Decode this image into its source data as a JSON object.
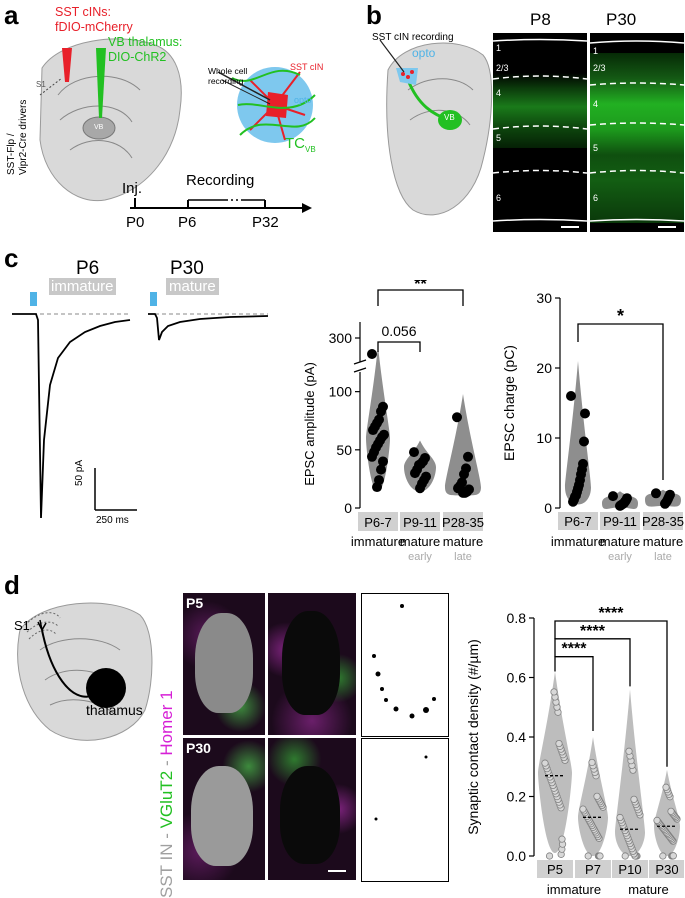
{
  "panel_labels": {
    "a": "a",
    "b": "b",
    "c": "c",
    "d": "d"
  },
  "colors": {
    "red": "#e8202a",
    "green": "#22c022",
    "blue": "#4fb3e6",
    "grey_band": "#cfcfcf",
    "magenta": "#d61fd6"
  },
  "a": {
    "sst_label_1": "SST cINs:",
    "sst_label_2": "fDIO-mCherry",
    "vb_label_1": "VB thalamus:",
    "vb_label_2": "DIO-ChR2",
    "driver_1": "SST-Flp /",
    "driver_2": "Vipr2-Cre drivers",
    "s1": "S1",
    "vb": "VB",
    "whole_cell_1": "Whole cell",
    "whole_cell_2": "recording",
    "sst_cin": "SST cIN",
    "opto": "opto",
    "tc": "TC",
    "tc_sub": "VB",
    "inj": "Inj.",
    "recording": "Recording",
    "p0": "P0",
    "p6": "P6",
    "p32": "P32"
  },
  "b": {
    "sst_rec": "SST cIN recording",
    "opto": "opto",
    "vb": "VB",
    "p8": "P8",
    "p30": "P30",
    "layers_p8": [
      "1",
      "2/3",
      "4",
      "5",
      "6"
    ],
    "layers_p30": [
      "1",
      "2/3",
      "4",
      "5",
      "6"
    ]
  },
  "c": {
    "p6": "P6",
    "p30": "P30",
    "immature_tag": "immature",
    "mature_tag": "mature",
    "scale_y": "50 pA",
    "scale_x": "250 ms",
    "sig_ns": "0.056",
    "sig_amp": "**",
    "sig_charge": "*"
  },
  "d": {
    "s1": "S1",
    "layers": "2/3 4 5 6",
    "thalamus": "thalamus",
    "p5": "P5",
    "p30": "P30",
    "channel_label_sst": "SST IN",
    "channel_label_sep1": " - ",
    "channel_label_vglut": "VGluT2",
    "channel_label_sep2": " - ",
    "channel_label_homer": "Homer 1",
    "sig_1": "****",
    "sig_2": "****",
    "sig_3": "****"
  },
  "chart_data": [
    {
      "type": "scatter",
      "subtype": "violin",
      "ylabel": "EPSC amplitude (pA)",
      "categories": [
        "P6-7",
        "P9-11",
        "P28-35"
      ],
      "category_sublabels": [
        "immature",
        "mature",
        "mature"
      ],
      "category_subsublabels": [
        "",
        "early",
        "late"
      ],
      "yticks": [
        0,
        50,
        100,
        300
      ],
      "ylim": [
        0,
        310
      ],
      "axis_break": [
        115,
        280
      ],
      "series": [
        {
          "category": "P6-7",
          "values": [
            280,
            87,
            83,
            76,
            73,
            70,
            67,
            63,
            61,
            58,
            55,
            52,
            48,
            44,
            40,
            33,
            24,
            18
          ]
        },
        {
          "category": "P9-11",
          "values": [
            48,
            43,
            40,
            38,
            37,
            33,
            30,
            27,
            24,
            21,
            17
          ]
        },
        {
          "category": "P28-35",
          "values": [
            78,
            44,
            34,
            29,
            22,
            19,
            17,
            16,
            14,
            13,
            13
          ]
        }
      ],
      "significance": [
        {
          "from": "P6-7",
          "to": "P9-11",
          "label": "0.056"
        },
        {
          "from": "P6-7",
          "to": "P28-35",
          "label": "**"
        }
      ]
    },
    {
      "type": "scatter",
      "subtype": "violin",
      "ylabel": "EPSC  charge (pC)",
      "categories": [
        "P6-7",
        "P9-11",
        "P28-35"
      ],
      "category_sublabels": [
        "immature",
        "mature",
        "mature"
      ],
      "category_subsublabels": [
        "",
        "early",
        "late"
      ],
      "yticks": [
        0,
        10,
        20,
        30
      ],
      "ylim": [
        0,
        30
      ],
      "series": [
        {
          "category": "P6-7",
          "values": [
            16,
            13.5,
            9.5,
            6.3,
            5.5,
            4.8,
            4.0,
            3.3,
            2.8,
            2.3,
            1.8,
            1.6,
            1.2,
            0.9
          ]
        },
        {
          "category": "P9-11",
          "values": [
            1.7,
            1.4,
            1.1,
            0.9,
            0.7,
            0.6,
            0.5,
            0.4,
            0.3
          ]
        },
        {
          "category": "P28-35",
          "values": [
            2.1,
            1.9,
            1.6,
            1.3,
            1.0,
            0.8,
            0.6
          ]
        }
      ],
      "significance": [
        {
          "from": "P6-7",
          "to": "P28-35",
          "label": "*"
        }
      ]
    },
    {
      "type": "scatter",
      "subtype": "violin",
      "ylabel": "Synaptic contact density (#/µm)",
      "categories": [
        "P5",
        "P7",
        "P10",
        "P30"
      ],
      "category_sublabels": [
        "immature",
        "immature",
        "mature",
        "mature"
      ],
      "yticks": [
        0.0,
        0.2,
        0.4,
        0.6,
        0.8
      ],
      "ylim": [
        0,
        0.8
      ],
      "medians": [
        0.27,
        0.13,
        0.09,
        0.1
      ],
      "series": [
        {
          "category": "P5",
          "median": 0.27,
          "range": [
            0.02,
            0.6
          ]
        },
        {
          "category": "P7",
          "median": 0.13,
          "range": [
            0.0,
            0.38
          ]
        },
        {
          "category": "P10",
          "median": 0.09,
          "range": [
            0.0,
            0.54
          ]
        },
        {
          "category": "P30",
          "median": 0.1,
          "range": [
            0.0,
            0.27
          ]
        }
      ],
      "significance": [
        {
          "from": "P5",
          "to": "P7",
          "label": "****"
        },
        {
          "from": "P5",
          "to": "P10",
          "label": "****"
        },
        {
          "from": "P5",
          "to": "P30",
          "label": "****"
        }
      ]
    }
  ]
}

☆ ☆ ☆ ☆ ☆ ☆ ☆

• Task to carry out
Show the lines from the data above that contain the string "ylabel".

• Finished task
      "ylabel": "EPSC amplitude (pA)",
      "ylabel": "EPSC  charge (pC)",
      "ylabel": "Synaptic contact density (#/µm)",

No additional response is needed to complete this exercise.